(About this task):
The response should consist of the records that follow, printed exactly.

─── Listed records

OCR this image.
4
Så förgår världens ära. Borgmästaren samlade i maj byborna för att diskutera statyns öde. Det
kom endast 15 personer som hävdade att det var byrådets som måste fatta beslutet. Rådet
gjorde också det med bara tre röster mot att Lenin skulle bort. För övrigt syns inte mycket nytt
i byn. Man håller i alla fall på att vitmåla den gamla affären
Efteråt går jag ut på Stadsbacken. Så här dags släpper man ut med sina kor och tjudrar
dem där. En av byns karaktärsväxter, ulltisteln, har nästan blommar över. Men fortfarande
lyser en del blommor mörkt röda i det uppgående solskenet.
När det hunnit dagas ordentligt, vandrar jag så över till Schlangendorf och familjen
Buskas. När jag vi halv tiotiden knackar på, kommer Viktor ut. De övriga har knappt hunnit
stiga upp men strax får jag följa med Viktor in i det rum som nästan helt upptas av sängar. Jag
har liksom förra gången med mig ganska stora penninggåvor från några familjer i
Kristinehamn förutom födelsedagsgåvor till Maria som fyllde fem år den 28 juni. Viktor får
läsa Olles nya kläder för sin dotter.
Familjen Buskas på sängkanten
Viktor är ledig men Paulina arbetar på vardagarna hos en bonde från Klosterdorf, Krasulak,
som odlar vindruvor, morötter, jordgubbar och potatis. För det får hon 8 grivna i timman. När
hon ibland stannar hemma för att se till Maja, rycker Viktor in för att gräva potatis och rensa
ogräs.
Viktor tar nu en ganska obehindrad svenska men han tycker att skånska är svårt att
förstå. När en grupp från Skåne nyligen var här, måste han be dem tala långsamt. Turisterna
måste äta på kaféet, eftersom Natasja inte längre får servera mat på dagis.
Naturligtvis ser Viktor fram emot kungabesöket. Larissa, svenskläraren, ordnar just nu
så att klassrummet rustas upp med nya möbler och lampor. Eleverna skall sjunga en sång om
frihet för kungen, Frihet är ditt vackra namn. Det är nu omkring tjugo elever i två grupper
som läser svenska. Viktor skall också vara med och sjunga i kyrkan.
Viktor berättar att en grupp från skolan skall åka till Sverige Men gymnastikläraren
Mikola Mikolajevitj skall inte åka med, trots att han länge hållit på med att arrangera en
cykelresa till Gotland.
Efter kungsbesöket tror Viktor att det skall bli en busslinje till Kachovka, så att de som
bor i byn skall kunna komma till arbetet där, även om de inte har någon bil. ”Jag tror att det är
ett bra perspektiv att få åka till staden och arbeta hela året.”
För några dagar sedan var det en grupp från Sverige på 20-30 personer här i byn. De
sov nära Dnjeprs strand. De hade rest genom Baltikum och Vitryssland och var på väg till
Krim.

──────

(Answer box):
OCR this image.
4
Så förgår världens ära. Borgmästaren samlade i maj byborna för att diskutera statyns öde. Det
kom endast 15 personer som hävdade att det var byrådets som måste fatta beslutet. Rådet
gjorde också det med bara tre röster mot att Lenin skulle bort. För övrigt syns inte mycket nytt
i byn. Man håller i alla fall på att vitmåla den gamla affären
Efteråt går jag ut på Stadsbacken. Så här dags släpper man ut med sina kor och tjudrar
dem där. En av byns karaktärsväxter, ulltisteln, har nästan blommar över. Men fortfarande
lyser en del blommor mörkt röda i det uppgående solskenet.
När det hunnit dagas ordentligt, vandrar jag så över till Schlangendorf och familjen
Buskas. När jag vi halv tiotiden knackar på, kommer Viktor ut. De övriga har knappt hunnit
stiga upp men strax får jag följa med Viktor in i det rum som nästan helt upptas av sängar. Jag
har liksom förra gången med mig ganska stora penninggåvor från några familjer i
Kristinehamn förutom födelsedagsgåvor till Maria som fyllde fem år den 28 juni. Viktor får
läsa Olles nya kläder för sin dotter.
Familjen Buskas på sängkanten
Viktor är ledig men Paulina arbetar på vardagarna hos en bonde från Klosterdorf, Krasulak,
som odlar vindruvor, morötter, jordgubbar och potatis. För det får hon 8 grivna i timman. När
hon ibland stannar hemma för att se till Maja, rycker Viktor in för att gräva potatis och rensa
ogräs.
Viktor tar nu en ganska obehindrad svenska men han tycker att skånska är svårt att
förstå. När en grupp från Skåne nyligen var här, måste han be dem tala långsamt. Turisterna
måste äta på kaféet, eftersom Natasja inte längre får servera mat på dagis.
Naturligtvis ser Viktor fram emot kungabesöket. Larissa, svenskläraren, ordnar just nu
så att klassrummet rustas upp med nya möbler och lampor. Eleverna skall sjunga en sång om
frihet för kungen, Frihet är ditt vackra namn. Det är nu omkring tjugo elever i två grupper
som läser svenska. Viktor skall också vara med och sjunga i kyrkan.
Viktor berättar att en grupp från skolan skall åka till Sverige Men gymnastikläraren
Mikola Mikolajevitj skall inte åka med, trots att han länge hållit på med att arrangera en
cykelresa till Gotland.
Efter kungsbesöket tror Viktor att det skall bli en busslinje till Kachovka, så att de som
bor i byn skall kunna komma till arbetet där, även om de inte har någon bil. ”Jag tror att det är
ett bra perspektiv att få åka till staden och arbeta hela året.”
För några dagar sedan var det en grupp från Sverige på 20-30 personer här i byn. De
sov nära Dnjeprs strand. De hade rest genom Baltikum och Vitryssland och var på väg till
Krim.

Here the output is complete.